## [WHAT IS BEING ASKED]
Extract all lines from the data beneath that include the word "sang".

>> Begin DATA SHOWN

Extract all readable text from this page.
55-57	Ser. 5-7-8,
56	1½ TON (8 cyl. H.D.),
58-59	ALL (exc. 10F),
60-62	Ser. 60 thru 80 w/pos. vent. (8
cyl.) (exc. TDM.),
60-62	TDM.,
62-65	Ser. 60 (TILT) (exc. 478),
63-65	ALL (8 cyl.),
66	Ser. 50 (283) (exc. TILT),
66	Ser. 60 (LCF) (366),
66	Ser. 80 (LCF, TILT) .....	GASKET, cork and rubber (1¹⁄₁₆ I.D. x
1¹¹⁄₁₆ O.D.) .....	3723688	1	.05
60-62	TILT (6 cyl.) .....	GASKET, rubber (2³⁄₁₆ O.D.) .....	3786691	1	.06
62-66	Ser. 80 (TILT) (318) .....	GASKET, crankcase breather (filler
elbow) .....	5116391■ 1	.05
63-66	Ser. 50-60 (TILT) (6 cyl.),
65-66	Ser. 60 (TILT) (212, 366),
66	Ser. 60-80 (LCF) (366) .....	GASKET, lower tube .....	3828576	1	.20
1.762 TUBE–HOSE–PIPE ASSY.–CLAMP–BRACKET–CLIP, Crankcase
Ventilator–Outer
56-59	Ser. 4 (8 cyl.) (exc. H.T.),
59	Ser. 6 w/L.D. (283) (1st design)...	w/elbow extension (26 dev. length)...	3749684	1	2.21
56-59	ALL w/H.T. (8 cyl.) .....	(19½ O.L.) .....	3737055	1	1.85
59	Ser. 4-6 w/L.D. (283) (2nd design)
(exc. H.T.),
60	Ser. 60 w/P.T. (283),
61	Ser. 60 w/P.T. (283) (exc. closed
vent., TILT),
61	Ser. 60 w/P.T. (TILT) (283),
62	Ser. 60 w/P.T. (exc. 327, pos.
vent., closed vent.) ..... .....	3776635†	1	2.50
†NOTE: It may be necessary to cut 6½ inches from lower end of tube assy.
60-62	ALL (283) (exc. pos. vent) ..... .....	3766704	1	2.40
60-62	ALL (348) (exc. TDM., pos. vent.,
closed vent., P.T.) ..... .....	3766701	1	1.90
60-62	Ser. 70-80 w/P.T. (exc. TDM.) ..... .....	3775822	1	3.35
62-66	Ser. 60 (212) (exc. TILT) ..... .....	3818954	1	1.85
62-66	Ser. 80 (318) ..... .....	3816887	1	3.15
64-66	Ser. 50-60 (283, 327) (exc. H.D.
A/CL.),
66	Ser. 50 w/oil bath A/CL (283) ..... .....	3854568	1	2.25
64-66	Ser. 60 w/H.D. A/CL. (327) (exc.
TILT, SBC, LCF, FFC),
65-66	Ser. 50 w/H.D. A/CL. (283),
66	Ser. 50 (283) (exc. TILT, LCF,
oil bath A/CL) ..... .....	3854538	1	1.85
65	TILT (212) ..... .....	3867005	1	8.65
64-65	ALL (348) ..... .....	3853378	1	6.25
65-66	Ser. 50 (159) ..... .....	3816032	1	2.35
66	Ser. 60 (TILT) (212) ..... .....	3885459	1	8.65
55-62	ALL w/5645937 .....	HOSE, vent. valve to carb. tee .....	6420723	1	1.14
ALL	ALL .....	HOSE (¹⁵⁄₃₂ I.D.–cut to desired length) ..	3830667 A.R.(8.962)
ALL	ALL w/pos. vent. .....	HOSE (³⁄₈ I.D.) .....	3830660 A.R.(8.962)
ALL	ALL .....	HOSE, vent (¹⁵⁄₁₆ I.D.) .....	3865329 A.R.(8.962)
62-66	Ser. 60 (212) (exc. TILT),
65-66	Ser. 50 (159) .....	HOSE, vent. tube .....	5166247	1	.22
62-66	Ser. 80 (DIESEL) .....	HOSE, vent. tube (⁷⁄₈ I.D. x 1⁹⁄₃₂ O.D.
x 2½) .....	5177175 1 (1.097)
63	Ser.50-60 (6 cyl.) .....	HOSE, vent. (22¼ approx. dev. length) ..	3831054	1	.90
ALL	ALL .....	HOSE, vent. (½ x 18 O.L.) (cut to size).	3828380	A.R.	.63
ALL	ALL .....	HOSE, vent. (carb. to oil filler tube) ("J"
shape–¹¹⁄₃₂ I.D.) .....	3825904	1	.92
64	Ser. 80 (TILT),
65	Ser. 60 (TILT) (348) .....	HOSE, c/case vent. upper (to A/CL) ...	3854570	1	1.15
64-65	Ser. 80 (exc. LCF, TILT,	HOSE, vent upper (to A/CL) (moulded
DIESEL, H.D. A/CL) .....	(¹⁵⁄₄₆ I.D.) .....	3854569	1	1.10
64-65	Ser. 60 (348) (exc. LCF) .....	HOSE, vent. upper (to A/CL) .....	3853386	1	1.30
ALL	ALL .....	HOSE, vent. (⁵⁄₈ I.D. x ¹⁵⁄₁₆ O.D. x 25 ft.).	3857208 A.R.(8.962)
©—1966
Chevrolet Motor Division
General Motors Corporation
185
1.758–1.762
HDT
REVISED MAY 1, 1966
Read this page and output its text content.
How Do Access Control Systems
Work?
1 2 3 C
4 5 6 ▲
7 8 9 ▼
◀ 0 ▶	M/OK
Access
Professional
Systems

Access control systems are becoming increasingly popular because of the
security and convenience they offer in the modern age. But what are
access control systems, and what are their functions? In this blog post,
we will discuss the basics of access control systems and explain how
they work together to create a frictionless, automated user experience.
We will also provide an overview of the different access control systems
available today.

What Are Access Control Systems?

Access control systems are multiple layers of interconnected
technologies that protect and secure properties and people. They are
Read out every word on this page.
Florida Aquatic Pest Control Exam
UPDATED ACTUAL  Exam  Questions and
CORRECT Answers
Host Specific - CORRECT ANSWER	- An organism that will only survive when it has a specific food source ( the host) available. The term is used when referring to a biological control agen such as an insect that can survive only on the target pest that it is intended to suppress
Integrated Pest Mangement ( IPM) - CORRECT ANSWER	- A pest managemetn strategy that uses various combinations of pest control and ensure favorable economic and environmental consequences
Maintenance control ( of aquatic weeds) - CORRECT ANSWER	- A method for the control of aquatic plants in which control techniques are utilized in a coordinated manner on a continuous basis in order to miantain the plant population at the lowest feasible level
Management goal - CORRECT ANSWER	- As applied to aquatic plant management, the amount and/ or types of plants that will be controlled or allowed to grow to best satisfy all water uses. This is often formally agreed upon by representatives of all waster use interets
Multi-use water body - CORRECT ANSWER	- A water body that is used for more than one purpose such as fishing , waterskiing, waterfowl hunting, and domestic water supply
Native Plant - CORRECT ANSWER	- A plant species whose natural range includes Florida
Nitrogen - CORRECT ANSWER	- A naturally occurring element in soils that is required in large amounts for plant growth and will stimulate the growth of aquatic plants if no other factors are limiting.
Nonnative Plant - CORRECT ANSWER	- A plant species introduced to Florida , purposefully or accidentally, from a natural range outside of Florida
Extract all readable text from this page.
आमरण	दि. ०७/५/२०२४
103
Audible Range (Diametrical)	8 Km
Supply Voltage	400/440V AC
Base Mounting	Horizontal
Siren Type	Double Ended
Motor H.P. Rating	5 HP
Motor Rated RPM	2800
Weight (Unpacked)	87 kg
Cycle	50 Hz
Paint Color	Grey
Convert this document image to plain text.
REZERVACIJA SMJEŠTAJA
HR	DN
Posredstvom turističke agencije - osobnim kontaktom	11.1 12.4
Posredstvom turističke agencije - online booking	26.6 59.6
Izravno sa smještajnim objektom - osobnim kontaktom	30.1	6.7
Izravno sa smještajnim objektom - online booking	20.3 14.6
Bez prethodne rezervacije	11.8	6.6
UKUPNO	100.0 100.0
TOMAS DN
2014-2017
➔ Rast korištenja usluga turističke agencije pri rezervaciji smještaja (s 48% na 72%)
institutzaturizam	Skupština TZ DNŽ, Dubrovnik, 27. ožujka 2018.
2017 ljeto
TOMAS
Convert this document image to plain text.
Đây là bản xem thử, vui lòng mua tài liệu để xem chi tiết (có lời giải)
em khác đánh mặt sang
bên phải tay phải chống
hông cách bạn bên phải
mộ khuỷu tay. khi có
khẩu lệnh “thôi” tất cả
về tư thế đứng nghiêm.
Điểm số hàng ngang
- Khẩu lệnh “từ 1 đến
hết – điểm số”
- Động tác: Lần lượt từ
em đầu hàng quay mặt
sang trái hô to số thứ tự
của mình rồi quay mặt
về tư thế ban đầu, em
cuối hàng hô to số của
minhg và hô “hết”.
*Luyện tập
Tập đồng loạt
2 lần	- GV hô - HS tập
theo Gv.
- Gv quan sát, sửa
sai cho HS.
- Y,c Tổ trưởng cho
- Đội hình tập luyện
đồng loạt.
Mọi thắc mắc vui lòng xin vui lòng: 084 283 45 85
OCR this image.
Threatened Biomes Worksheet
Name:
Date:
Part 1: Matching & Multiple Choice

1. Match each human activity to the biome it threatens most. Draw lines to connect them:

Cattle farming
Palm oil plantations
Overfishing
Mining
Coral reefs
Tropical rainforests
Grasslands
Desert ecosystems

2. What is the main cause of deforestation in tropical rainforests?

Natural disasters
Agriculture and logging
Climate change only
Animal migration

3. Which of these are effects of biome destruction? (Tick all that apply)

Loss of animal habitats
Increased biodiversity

>> End DATA SHOWN

## [WRITTEN RESPONSE]
em khác đánh mặt sang
sang trái hô to số thứ tự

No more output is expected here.